Set exercise
Pick out every line that holds the string "name" and copy it.

───

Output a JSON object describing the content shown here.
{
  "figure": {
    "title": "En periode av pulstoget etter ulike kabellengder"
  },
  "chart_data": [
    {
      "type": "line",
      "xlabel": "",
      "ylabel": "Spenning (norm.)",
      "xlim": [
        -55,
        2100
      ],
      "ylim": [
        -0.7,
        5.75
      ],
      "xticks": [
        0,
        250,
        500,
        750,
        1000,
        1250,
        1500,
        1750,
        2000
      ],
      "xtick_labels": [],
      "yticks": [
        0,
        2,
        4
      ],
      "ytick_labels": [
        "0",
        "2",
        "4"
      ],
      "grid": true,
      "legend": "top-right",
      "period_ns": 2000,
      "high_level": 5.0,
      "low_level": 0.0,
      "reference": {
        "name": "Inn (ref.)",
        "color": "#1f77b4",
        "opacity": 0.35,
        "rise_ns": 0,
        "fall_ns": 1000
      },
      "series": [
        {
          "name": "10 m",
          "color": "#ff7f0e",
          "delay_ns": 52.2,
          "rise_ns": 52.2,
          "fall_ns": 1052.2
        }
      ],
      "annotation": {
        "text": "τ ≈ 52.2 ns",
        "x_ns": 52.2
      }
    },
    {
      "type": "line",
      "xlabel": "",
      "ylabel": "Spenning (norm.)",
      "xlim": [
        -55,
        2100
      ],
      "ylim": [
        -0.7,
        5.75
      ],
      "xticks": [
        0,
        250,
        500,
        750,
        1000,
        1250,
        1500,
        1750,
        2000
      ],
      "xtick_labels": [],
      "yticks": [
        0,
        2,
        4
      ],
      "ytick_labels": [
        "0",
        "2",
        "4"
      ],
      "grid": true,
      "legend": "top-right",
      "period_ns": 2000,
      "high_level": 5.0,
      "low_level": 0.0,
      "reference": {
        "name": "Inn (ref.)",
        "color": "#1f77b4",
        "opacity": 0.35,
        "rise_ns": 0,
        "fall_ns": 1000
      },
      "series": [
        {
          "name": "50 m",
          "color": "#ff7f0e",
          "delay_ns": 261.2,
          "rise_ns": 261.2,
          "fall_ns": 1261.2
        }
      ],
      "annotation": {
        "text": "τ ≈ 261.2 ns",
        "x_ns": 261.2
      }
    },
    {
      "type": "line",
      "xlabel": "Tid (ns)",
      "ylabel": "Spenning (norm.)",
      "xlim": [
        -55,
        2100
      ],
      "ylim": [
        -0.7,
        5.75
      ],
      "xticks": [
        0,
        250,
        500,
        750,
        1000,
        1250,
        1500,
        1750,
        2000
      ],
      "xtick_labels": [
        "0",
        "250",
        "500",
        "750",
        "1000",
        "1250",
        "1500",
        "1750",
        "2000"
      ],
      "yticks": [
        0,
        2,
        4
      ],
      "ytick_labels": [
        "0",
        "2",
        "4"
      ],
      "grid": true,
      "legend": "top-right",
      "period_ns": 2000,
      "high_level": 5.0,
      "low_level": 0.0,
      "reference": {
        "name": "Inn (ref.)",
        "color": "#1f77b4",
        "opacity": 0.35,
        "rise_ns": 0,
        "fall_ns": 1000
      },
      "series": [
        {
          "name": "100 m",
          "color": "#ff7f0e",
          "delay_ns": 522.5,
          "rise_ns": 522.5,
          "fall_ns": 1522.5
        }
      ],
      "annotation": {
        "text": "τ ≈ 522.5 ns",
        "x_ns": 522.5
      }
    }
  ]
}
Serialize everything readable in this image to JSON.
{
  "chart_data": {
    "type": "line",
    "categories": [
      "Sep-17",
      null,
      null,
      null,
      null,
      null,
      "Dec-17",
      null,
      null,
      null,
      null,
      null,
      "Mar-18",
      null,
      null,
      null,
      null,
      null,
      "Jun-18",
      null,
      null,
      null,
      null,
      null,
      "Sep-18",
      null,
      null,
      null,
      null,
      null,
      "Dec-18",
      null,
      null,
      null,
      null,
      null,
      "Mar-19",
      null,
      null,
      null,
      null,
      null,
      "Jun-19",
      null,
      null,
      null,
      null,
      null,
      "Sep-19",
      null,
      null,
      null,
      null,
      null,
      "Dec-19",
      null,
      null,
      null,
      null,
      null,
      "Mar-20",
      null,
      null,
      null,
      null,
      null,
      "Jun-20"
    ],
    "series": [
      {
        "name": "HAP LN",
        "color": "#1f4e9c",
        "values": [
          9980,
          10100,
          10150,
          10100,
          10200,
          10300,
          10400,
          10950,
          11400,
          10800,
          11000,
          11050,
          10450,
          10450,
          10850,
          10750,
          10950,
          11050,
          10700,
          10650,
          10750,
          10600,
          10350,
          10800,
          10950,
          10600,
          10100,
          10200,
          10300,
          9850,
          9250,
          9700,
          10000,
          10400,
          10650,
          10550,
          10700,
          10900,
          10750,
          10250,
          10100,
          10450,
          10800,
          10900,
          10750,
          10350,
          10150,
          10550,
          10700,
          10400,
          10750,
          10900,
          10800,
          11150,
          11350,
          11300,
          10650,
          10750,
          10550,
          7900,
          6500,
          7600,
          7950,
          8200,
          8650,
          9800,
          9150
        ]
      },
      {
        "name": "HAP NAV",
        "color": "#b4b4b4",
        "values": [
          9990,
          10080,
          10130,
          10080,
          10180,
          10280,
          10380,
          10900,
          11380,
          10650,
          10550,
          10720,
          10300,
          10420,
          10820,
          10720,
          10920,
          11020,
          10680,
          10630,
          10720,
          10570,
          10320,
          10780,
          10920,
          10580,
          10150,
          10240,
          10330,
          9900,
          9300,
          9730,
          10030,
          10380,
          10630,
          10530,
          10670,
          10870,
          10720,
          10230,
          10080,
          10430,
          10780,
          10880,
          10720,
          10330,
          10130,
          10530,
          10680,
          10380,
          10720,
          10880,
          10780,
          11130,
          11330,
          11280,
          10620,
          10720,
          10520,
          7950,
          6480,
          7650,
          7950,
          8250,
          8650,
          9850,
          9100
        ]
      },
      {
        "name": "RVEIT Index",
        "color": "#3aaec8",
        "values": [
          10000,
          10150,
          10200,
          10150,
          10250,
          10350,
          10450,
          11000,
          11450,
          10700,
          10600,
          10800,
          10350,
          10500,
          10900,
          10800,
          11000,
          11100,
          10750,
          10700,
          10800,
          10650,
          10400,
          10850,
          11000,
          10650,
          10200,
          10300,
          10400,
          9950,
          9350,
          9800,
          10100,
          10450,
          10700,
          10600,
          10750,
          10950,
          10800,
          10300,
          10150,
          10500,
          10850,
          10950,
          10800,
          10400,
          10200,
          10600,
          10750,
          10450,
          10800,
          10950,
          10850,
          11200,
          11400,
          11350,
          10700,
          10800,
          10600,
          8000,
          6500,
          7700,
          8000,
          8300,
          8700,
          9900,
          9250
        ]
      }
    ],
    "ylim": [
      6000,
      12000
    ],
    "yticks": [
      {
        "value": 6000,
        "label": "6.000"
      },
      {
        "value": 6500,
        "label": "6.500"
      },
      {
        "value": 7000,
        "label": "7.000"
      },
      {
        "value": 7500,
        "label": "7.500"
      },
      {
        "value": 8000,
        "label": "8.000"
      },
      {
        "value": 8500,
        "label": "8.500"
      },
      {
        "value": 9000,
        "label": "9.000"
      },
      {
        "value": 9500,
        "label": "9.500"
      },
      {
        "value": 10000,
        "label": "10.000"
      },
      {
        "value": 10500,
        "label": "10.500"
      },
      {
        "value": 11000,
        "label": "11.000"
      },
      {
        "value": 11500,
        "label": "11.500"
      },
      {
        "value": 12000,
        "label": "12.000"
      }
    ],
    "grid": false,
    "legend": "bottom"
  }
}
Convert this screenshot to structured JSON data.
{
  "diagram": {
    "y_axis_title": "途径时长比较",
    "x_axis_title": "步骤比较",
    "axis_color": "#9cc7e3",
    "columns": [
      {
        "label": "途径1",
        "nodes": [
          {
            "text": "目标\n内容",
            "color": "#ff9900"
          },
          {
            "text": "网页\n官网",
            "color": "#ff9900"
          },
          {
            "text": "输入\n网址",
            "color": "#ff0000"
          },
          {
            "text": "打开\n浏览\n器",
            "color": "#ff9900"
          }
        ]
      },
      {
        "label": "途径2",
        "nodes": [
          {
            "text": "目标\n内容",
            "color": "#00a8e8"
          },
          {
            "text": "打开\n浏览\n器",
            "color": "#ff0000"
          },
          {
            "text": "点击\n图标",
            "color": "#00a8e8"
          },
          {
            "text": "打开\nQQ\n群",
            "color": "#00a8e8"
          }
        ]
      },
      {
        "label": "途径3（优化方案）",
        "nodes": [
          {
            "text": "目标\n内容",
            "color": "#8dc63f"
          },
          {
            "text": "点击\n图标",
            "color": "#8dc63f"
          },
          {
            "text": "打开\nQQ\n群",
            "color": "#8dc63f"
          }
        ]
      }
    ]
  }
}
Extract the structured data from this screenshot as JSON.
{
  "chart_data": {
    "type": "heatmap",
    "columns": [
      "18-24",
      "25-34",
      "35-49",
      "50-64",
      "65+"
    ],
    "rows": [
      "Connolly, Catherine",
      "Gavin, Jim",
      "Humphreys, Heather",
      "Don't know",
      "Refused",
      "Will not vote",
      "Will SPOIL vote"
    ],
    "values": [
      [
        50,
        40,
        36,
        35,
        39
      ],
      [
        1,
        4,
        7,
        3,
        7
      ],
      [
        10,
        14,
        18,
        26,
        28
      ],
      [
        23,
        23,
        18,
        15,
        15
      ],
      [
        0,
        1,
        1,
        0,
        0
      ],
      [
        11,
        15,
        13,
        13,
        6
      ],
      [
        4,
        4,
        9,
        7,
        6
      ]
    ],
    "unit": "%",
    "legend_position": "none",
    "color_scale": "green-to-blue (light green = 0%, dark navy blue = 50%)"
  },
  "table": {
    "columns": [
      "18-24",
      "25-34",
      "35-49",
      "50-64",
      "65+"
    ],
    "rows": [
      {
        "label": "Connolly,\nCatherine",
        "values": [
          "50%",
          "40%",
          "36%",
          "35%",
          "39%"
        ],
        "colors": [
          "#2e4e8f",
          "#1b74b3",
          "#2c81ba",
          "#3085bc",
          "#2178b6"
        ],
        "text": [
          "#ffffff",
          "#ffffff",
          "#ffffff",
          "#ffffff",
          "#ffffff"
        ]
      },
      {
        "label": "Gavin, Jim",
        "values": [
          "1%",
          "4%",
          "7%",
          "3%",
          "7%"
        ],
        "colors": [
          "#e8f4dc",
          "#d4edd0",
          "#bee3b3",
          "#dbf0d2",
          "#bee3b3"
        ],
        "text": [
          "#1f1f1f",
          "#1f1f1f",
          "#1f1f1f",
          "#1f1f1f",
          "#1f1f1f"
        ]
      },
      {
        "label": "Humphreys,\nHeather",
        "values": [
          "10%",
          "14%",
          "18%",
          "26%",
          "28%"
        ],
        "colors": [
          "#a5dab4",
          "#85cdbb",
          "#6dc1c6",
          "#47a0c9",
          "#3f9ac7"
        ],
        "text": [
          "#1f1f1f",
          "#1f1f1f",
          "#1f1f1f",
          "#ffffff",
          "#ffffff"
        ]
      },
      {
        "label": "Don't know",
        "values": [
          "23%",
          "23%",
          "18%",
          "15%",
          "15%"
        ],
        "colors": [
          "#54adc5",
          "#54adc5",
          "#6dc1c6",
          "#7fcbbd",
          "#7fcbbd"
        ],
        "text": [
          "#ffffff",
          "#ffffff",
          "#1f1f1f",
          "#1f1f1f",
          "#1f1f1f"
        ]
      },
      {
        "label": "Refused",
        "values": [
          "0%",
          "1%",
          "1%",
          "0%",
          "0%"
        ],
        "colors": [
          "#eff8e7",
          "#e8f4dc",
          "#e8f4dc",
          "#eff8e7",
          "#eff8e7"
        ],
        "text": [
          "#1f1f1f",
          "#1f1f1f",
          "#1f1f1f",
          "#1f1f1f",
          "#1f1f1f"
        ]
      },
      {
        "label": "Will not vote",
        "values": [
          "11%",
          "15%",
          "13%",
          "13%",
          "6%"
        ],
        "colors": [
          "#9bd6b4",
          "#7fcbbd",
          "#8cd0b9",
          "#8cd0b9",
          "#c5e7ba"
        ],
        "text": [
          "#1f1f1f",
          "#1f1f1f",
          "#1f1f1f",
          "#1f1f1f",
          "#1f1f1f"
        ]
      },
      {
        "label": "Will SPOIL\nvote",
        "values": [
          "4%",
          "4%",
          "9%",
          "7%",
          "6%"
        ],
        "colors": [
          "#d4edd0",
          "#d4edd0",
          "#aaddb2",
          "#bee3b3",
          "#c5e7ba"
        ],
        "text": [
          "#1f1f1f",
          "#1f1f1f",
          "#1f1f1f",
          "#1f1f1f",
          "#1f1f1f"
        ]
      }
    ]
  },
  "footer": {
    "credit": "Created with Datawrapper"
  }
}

───

Solution for this task
        "name": "Inn (ref.)",
          "name": "10 m",
        "name": "Inn (ref.)",
          "name": "50 m",
        "name": "Inn (ref.)",
          "name": "100 m",
        "name": "HAP LN",
        "name": "HAP NAV",
        "name": "RVEIT Index",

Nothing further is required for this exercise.